→ REQUIREMENTS: Select from the records below every line that has the word "رسول" in it.

--- START ROWS ---

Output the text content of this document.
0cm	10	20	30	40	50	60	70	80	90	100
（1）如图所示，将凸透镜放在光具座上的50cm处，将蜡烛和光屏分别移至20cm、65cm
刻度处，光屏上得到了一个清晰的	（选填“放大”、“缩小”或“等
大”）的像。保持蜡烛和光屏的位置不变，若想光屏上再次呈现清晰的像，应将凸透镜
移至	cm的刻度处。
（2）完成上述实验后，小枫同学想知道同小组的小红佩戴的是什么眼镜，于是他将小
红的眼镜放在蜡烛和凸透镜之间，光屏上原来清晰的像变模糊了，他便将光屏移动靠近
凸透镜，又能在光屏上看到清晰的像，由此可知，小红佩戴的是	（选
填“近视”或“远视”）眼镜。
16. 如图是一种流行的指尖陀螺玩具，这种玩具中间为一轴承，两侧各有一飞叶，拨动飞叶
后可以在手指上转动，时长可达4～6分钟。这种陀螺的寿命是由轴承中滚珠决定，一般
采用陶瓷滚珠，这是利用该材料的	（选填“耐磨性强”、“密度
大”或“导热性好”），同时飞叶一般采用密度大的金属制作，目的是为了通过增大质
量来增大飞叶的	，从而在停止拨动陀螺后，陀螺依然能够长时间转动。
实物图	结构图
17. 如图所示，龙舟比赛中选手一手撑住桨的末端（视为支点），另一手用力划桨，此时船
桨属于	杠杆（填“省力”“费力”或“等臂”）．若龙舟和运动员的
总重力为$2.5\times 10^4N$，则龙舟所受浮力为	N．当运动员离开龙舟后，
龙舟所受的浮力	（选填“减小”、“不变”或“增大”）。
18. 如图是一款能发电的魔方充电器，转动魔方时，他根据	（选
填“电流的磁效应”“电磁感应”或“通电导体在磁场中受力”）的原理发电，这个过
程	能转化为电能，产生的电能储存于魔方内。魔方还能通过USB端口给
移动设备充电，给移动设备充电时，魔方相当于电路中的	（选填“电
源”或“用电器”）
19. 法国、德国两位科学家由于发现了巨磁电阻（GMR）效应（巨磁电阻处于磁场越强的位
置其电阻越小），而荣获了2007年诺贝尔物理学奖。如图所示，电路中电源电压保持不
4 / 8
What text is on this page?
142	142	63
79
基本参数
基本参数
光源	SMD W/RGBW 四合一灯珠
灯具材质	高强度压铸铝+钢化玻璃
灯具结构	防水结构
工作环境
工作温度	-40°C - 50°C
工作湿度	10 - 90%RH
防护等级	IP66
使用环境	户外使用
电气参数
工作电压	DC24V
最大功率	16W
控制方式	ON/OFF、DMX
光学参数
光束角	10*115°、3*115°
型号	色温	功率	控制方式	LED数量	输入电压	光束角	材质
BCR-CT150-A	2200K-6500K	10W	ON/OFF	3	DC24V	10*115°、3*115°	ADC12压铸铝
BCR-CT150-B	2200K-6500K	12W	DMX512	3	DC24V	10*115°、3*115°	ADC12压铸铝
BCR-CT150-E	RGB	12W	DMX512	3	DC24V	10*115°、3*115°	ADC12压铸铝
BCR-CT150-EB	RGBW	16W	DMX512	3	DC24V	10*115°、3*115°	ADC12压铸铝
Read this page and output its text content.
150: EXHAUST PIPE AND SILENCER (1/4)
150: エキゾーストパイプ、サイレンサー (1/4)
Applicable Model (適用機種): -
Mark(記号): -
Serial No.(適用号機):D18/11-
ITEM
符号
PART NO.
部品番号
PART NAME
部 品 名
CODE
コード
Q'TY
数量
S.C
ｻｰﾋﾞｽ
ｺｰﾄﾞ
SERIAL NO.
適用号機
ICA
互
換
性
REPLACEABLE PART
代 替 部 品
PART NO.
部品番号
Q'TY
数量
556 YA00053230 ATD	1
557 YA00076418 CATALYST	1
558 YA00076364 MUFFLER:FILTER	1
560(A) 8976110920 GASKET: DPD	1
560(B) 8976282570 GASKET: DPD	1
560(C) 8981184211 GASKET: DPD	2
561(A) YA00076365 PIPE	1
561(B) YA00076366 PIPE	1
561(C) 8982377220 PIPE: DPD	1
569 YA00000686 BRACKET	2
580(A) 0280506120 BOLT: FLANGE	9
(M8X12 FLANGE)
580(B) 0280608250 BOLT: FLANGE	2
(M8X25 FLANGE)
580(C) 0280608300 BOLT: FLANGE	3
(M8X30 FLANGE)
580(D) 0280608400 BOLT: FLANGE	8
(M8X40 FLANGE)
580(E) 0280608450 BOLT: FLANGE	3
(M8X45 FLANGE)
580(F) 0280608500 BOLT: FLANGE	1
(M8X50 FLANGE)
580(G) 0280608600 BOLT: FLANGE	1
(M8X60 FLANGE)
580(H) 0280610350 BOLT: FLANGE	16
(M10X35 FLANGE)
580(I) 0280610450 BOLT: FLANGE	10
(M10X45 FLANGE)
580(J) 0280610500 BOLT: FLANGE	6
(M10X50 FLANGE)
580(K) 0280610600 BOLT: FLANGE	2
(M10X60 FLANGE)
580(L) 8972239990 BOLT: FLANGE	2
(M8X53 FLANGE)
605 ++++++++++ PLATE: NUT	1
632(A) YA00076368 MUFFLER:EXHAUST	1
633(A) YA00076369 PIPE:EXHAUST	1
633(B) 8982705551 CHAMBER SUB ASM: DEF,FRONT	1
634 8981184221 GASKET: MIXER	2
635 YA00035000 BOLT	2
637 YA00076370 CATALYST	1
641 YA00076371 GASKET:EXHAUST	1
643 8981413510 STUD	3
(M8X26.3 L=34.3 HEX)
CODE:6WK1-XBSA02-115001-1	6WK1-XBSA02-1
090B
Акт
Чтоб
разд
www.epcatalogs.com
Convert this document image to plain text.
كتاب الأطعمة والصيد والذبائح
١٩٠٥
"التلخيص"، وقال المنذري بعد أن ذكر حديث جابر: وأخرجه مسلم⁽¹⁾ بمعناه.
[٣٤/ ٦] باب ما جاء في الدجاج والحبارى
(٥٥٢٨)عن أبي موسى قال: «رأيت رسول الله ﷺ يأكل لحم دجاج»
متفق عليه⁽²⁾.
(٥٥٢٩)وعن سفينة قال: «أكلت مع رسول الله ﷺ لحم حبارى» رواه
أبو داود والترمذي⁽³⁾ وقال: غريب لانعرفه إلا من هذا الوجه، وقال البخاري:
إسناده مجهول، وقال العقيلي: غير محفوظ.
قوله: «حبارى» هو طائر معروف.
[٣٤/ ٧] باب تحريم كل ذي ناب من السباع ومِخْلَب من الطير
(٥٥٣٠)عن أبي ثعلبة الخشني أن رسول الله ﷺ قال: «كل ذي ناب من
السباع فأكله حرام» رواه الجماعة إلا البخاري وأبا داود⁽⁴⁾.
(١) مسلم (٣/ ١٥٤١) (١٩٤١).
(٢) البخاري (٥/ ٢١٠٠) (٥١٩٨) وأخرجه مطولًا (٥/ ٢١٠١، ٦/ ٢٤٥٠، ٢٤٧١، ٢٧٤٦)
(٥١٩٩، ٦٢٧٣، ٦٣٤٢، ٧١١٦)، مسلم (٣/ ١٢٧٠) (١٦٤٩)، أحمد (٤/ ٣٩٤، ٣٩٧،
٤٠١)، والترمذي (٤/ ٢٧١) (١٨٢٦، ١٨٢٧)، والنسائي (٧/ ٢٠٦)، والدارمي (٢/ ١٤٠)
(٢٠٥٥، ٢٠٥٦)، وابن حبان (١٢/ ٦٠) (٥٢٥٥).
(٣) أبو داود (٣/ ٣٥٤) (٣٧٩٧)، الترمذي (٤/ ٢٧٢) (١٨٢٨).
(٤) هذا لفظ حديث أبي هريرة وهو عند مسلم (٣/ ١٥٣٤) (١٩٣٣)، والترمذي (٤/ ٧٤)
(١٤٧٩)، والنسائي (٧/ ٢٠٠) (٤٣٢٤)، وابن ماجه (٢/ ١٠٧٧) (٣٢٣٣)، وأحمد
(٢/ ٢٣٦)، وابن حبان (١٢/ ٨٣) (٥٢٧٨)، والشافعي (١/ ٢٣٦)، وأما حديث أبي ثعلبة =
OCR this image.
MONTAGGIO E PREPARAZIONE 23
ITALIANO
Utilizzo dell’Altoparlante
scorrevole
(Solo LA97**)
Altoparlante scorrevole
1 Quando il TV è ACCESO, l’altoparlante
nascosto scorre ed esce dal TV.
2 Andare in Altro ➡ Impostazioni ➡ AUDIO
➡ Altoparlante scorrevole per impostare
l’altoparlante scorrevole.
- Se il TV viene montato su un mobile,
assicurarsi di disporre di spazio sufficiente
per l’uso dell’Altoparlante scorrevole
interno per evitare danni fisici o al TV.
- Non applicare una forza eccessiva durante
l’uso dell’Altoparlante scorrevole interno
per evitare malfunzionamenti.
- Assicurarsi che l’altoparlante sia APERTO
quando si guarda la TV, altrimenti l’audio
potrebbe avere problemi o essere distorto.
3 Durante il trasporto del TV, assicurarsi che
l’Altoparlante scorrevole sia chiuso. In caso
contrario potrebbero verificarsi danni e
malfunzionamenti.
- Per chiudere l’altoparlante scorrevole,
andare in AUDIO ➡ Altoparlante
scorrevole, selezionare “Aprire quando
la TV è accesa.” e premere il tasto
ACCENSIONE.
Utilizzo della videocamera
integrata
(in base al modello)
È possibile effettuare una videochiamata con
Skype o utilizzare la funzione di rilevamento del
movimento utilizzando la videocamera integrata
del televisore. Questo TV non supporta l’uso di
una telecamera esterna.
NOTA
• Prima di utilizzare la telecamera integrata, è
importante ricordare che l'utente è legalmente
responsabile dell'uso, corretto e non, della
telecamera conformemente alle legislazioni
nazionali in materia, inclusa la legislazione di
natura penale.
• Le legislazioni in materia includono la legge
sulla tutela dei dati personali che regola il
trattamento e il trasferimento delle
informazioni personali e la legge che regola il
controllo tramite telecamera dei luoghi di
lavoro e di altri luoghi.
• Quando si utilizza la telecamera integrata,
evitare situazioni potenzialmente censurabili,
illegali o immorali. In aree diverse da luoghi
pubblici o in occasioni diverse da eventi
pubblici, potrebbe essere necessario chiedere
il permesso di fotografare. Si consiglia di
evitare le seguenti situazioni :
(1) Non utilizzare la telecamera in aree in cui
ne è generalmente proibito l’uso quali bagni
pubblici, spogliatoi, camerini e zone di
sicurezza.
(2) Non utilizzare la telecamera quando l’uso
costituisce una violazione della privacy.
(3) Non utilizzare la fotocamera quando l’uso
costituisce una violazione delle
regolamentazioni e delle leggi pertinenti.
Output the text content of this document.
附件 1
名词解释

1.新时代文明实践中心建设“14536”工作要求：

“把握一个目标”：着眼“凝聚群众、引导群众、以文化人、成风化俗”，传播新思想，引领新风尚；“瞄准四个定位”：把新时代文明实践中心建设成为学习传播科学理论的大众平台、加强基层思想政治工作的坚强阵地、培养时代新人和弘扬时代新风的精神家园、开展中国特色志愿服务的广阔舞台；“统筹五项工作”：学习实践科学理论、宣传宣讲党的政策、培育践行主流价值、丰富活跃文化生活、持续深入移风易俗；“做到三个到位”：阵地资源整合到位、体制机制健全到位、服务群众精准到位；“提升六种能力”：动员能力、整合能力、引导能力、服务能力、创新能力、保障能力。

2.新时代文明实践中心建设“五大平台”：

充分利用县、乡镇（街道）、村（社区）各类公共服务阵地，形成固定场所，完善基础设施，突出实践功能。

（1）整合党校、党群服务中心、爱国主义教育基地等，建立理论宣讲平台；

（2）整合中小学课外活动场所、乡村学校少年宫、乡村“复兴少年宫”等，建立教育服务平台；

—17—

--- END ROWS ---

→ RESULT:
(٥٥٢٨)عن أبي موسى قال: «رأيت رسول الله ﷺ يأكل لحم دجاج»
(٥٥٢٩)وعن سفينة قال: «أكلت مع رسول الله ﷺ لحم حبارى» رواه
(٥٥٣٠)عن أبي ثعلبة الخشني أن رسول الله ﷺ قال: «كل ذي ناب من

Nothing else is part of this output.